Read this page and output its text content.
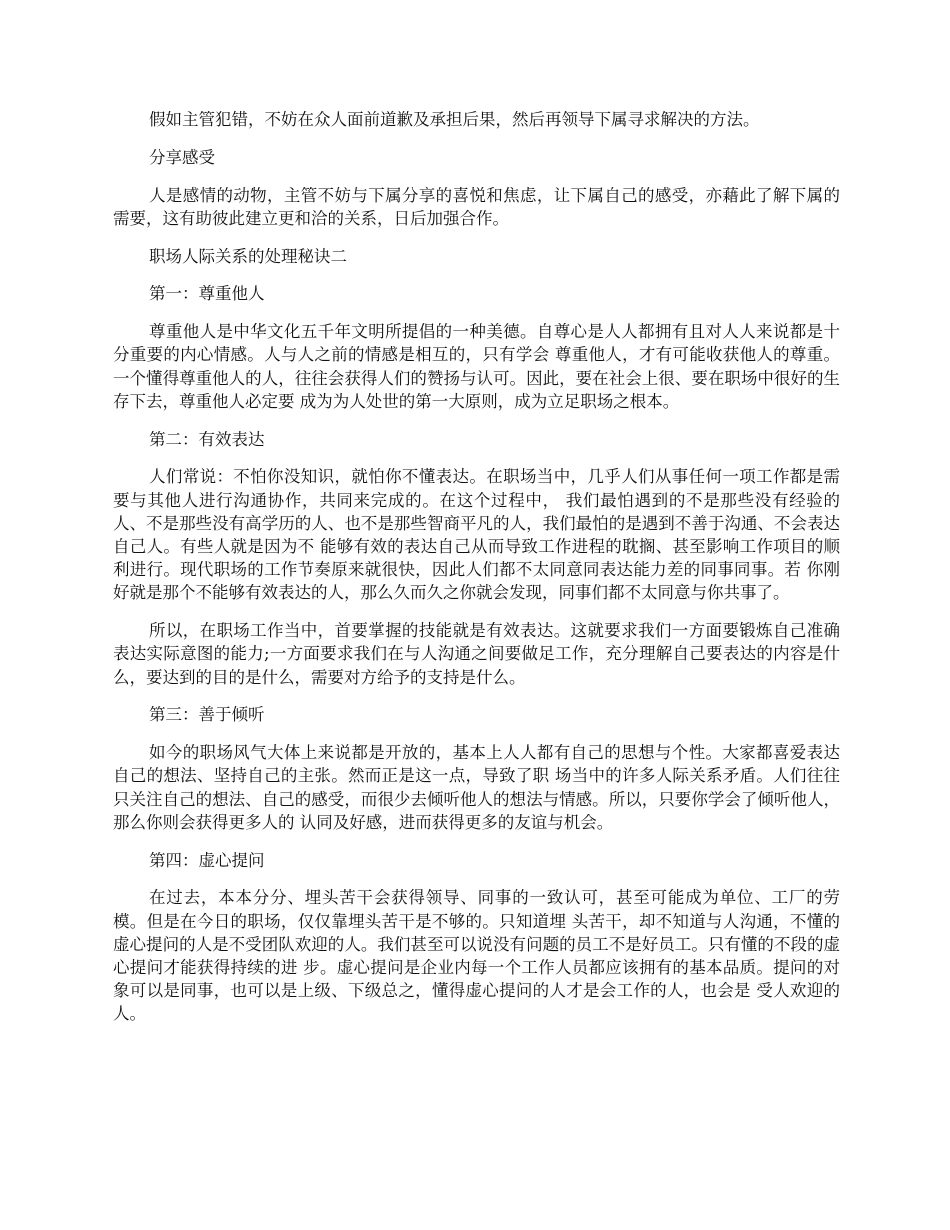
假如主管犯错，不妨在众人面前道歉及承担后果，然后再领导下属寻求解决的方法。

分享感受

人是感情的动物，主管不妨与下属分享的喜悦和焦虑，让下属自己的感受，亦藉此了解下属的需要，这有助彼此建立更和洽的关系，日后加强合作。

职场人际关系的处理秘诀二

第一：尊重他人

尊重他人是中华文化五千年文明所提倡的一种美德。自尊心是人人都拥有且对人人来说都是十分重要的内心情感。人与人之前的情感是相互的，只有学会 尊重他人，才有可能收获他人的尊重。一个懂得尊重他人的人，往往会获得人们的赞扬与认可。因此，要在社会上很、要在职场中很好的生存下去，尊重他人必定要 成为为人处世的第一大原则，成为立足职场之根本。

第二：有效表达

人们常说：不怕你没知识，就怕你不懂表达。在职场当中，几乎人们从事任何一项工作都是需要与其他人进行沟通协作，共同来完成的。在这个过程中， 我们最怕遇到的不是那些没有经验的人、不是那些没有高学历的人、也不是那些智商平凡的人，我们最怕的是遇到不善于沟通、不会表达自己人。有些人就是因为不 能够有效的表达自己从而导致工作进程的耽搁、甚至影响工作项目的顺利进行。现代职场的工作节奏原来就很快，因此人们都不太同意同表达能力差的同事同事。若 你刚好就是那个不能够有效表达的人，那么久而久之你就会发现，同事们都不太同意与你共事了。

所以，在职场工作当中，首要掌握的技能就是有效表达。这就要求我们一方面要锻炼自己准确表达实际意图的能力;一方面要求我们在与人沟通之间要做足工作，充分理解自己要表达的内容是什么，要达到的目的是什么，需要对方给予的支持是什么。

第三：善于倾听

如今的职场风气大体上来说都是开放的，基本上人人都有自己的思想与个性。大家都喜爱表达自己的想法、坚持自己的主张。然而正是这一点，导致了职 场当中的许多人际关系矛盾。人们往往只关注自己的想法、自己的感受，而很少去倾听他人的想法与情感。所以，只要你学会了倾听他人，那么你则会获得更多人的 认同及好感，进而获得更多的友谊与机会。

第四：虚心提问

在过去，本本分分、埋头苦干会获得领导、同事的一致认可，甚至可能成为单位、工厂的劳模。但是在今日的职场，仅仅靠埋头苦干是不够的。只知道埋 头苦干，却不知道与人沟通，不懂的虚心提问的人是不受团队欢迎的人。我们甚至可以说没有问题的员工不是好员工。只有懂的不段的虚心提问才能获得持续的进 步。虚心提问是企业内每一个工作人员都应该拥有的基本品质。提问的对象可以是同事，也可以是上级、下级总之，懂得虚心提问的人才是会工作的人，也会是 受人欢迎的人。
+++++
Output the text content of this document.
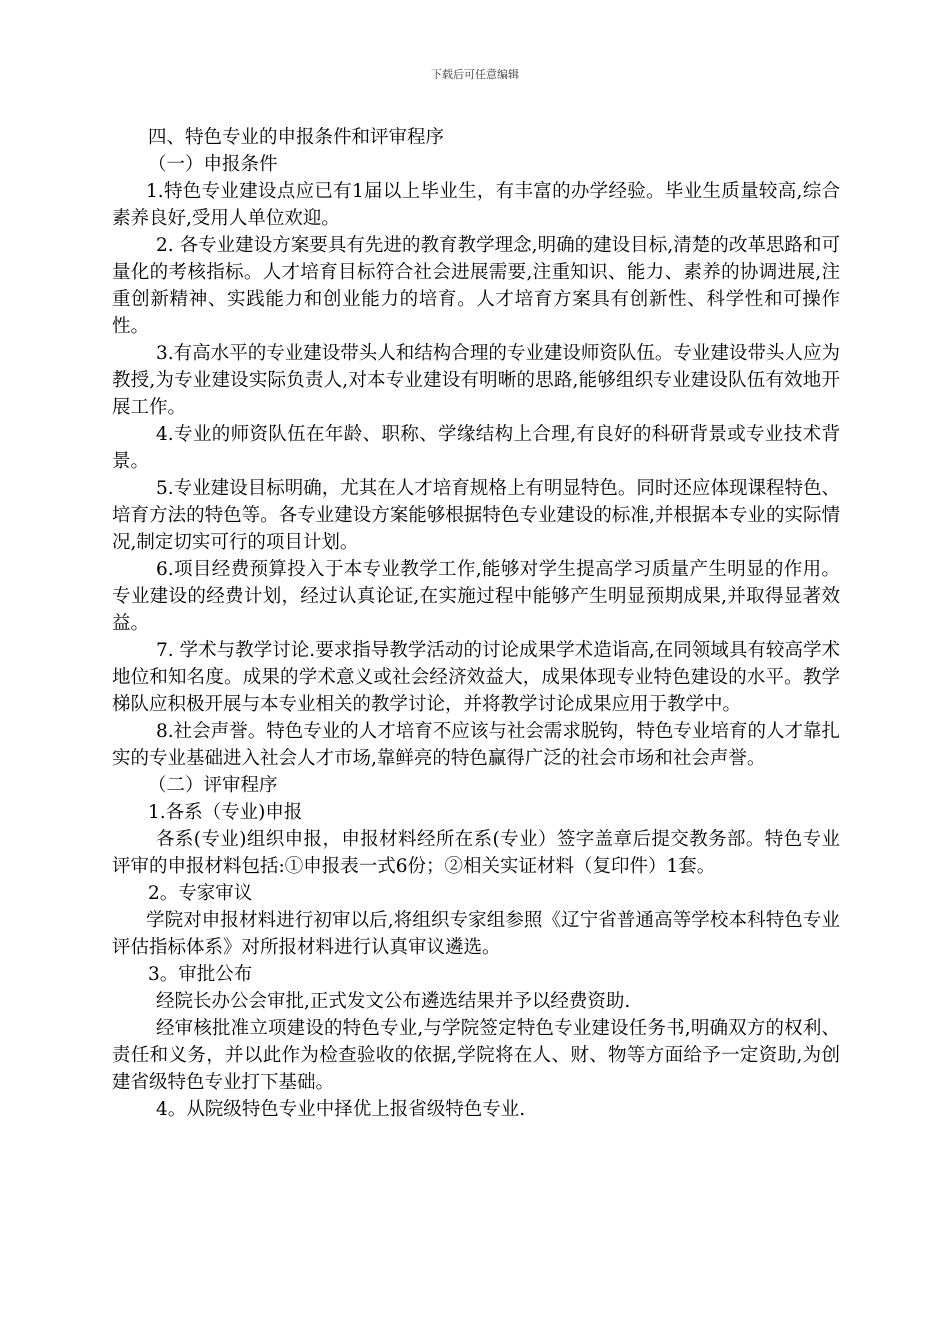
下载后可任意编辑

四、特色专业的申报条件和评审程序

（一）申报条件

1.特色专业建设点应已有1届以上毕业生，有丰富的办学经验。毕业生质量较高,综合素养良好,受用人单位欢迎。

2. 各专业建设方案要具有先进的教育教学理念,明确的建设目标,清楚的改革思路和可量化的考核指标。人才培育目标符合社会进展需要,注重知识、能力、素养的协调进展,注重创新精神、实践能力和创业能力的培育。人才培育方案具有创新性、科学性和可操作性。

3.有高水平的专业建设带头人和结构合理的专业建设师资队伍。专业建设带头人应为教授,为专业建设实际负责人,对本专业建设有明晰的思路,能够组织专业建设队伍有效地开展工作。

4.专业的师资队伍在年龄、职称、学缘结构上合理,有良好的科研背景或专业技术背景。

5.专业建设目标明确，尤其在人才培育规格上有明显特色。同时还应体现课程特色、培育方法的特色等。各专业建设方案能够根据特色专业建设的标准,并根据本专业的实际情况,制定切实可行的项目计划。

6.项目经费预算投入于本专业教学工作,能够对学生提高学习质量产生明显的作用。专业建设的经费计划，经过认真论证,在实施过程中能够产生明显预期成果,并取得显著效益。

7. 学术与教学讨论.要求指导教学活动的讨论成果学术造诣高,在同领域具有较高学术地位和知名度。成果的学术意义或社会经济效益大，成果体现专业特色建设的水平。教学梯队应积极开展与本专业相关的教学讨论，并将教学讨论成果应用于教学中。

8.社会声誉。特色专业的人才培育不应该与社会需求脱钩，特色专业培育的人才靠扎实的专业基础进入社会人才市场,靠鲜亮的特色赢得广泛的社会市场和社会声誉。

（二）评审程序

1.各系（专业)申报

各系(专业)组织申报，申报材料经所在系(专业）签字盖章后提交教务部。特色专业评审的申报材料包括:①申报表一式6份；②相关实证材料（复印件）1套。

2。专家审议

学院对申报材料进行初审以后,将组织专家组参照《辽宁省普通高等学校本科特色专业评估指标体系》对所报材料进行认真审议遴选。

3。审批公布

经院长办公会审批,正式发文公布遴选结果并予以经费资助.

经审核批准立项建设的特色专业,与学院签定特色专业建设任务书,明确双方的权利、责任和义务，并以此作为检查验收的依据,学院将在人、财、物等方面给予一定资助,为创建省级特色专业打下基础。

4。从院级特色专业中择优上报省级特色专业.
+++++
Task description ::
Return every line in the listing that contains the word "this".

Task solution ::
Read this page and output its text content.
Output the text content of this document.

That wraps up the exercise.